◆ Dataset entries on figures:
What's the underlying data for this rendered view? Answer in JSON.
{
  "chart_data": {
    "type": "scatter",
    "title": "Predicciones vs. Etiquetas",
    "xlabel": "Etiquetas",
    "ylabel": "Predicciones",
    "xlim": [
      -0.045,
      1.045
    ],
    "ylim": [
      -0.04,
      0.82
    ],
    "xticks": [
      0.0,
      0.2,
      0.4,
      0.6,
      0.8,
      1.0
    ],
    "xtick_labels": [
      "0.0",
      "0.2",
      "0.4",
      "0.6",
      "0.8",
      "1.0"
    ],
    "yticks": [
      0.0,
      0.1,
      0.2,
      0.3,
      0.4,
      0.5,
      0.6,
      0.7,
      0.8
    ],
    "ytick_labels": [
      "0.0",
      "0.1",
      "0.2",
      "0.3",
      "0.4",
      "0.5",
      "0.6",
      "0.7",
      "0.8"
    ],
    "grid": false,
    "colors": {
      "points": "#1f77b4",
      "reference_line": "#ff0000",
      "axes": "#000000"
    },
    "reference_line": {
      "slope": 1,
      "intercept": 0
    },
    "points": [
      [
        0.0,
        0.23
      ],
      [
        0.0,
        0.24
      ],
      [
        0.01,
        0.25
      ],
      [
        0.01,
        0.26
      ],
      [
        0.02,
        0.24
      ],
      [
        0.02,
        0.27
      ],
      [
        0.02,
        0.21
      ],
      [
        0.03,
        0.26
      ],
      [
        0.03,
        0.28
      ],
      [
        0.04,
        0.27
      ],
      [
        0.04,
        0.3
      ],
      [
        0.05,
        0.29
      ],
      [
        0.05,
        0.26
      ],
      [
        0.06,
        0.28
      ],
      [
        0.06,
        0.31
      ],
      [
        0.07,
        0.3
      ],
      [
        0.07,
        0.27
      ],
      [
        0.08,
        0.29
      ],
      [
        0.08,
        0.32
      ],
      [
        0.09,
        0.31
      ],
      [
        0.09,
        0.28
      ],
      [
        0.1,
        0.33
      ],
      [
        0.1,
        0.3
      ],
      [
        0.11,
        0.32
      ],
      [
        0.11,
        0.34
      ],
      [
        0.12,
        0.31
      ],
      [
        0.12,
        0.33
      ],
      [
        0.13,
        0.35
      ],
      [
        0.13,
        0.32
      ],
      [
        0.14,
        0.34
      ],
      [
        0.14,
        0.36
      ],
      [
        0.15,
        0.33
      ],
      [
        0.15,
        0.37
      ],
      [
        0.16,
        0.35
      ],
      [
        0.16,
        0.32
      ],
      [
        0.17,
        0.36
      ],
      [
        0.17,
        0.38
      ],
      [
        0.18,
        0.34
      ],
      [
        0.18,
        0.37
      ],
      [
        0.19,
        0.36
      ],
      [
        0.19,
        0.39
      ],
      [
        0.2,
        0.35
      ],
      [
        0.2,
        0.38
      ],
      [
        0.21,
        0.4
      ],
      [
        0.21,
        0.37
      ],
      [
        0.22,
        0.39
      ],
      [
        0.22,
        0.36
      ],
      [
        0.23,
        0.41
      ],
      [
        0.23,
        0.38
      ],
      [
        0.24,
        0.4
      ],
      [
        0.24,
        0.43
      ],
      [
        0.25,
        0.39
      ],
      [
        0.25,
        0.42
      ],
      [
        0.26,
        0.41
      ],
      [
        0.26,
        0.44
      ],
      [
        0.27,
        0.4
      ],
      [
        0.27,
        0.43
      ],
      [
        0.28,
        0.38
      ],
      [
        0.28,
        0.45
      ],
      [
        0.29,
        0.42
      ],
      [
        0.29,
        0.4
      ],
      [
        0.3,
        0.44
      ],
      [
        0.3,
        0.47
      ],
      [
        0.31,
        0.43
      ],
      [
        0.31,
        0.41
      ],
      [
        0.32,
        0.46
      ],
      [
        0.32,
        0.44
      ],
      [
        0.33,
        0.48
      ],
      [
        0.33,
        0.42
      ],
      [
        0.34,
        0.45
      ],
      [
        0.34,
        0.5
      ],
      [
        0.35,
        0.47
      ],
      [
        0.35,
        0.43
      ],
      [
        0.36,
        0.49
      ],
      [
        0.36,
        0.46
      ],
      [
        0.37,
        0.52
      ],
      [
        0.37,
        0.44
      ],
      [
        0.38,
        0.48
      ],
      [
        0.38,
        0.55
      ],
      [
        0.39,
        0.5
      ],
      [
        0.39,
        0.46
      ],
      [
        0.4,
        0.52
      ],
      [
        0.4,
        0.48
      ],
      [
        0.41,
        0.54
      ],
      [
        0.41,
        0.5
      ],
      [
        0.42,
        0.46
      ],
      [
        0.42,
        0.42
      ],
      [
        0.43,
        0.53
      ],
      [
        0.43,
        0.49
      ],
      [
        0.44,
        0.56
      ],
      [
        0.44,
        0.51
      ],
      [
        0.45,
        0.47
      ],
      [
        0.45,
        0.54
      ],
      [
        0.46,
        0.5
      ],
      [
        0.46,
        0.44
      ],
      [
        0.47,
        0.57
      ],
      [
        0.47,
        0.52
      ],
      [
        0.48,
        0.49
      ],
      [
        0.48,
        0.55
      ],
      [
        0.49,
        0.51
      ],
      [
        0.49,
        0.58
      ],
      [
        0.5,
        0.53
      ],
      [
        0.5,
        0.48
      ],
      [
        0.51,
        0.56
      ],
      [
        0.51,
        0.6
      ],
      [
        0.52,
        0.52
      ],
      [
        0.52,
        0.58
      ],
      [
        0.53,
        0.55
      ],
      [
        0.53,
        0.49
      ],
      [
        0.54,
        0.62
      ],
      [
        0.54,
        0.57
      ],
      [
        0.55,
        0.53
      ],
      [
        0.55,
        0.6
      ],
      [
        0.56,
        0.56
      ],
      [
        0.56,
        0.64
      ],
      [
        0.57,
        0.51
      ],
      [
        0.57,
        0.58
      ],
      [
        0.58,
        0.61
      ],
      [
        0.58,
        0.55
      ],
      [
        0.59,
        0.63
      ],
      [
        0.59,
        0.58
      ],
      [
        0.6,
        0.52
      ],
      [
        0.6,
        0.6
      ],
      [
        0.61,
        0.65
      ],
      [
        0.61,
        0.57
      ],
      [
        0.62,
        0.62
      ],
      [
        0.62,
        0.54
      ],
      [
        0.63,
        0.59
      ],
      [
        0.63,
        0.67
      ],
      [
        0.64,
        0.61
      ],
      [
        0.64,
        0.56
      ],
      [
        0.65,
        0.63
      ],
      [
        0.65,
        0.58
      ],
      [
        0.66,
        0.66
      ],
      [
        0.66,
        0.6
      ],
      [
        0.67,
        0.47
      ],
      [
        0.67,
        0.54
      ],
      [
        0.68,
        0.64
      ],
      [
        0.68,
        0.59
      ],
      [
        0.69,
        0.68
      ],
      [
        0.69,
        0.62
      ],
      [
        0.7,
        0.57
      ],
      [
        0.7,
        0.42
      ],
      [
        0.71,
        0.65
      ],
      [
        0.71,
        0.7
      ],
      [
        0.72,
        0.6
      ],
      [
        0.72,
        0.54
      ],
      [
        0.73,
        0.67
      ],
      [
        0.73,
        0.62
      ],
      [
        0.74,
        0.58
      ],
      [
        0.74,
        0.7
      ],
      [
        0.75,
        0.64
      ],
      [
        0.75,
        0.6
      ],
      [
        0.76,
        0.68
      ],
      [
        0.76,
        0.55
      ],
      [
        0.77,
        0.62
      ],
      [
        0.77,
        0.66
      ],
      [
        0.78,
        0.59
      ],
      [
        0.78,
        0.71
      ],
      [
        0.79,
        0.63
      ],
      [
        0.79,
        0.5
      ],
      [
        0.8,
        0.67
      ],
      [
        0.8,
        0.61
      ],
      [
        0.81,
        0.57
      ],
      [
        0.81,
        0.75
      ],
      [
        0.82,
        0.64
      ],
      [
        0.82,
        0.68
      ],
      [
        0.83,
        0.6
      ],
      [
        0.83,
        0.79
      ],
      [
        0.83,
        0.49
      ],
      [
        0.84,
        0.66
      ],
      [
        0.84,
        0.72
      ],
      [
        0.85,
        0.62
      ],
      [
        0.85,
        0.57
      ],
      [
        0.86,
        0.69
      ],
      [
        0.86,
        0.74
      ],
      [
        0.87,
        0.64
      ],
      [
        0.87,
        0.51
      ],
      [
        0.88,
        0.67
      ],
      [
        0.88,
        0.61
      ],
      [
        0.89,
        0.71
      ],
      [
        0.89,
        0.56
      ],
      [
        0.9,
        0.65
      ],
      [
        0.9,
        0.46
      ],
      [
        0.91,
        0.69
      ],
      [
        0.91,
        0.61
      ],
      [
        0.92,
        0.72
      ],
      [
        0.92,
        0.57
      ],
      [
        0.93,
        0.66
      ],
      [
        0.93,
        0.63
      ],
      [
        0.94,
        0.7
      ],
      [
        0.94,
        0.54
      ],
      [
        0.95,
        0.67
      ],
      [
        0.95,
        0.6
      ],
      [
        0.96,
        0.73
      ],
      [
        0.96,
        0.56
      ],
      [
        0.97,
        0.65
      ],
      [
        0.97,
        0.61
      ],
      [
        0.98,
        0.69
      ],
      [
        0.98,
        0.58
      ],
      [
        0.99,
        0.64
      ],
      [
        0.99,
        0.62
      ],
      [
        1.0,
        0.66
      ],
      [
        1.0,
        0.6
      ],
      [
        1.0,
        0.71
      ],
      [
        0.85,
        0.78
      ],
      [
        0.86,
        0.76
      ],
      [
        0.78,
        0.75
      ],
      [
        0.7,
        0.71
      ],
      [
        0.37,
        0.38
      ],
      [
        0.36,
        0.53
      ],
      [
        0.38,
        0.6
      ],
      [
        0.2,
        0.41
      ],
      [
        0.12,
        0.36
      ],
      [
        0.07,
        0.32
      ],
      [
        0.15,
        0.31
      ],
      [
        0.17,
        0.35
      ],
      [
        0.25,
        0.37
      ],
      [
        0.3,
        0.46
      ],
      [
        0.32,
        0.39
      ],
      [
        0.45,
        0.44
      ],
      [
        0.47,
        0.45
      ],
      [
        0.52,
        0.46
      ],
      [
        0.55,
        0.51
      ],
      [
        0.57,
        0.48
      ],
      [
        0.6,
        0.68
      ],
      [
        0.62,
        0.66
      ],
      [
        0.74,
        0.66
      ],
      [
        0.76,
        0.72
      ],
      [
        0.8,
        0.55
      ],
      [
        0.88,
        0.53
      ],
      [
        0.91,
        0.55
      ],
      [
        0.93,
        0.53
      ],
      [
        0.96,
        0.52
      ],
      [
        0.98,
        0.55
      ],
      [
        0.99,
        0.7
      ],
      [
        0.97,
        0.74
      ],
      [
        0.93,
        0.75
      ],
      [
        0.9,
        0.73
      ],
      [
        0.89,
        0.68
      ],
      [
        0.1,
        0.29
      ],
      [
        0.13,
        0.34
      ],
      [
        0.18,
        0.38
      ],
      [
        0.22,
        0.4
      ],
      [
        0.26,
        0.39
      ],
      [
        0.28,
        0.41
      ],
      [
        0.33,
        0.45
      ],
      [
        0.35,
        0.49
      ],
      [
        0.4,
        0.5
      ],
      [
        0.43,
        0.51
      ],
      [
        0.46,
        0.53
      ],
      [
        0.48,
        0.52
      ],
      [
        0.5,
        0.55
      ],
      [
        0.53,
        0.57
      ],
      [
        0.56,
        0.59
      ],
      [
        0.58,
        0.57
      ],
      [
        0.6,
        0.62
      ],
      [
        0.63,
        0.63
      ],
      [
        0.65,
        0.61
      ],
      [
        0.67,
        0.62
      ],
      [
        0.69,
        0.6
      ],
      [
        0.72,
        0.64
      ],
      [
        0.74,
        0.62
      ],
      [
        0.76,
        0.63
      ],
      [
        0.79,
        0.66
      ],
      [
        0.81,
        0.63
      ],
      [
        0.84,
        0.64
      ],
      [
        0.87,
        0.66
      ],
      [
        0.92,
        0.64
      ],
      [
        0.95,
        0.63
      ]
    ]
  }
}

◆ WHAT THE TASK ASKS:
Look through the entries above; copy each line where the string "Etiquetas" appears.

◆ EXERCISE RESULT:
    "title": "Predicciones vs. Etiquetas",
    "xlabel": "Etiquetas",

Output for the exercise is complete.